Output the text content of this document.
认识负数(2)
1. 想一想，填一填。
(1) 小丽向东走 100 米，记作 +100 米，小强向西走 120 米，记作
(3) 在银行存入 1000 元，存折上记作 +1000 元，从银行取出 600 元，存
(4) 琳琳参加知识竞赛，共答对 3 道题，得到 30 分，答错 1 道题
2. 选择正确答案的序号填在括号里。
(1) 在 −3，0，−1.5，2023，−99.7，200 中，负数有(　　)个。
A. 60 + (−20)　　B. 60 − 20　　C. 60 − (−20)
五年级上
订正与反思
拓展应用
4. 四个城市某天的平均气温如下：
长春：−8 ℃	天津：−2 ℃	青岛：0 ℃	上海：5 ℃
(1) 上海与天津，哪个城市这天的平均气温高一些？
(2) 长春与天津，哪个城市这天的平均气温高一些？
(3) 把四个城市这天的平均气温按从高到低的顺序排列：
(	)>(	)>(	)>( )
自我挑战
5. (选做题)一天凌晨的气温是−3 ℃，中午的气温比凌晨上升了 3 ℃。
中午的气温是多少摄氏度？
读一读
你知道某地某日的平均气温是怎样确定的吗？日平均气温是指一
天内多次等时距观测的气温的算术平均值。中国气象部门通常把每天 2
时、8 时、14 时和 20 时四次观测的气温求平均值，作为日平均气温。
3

▶ Task to complete:
Give the number of lines in the data that contain "哪个城市这天的平均气温高一些", with no other words.

▶ Result below:
2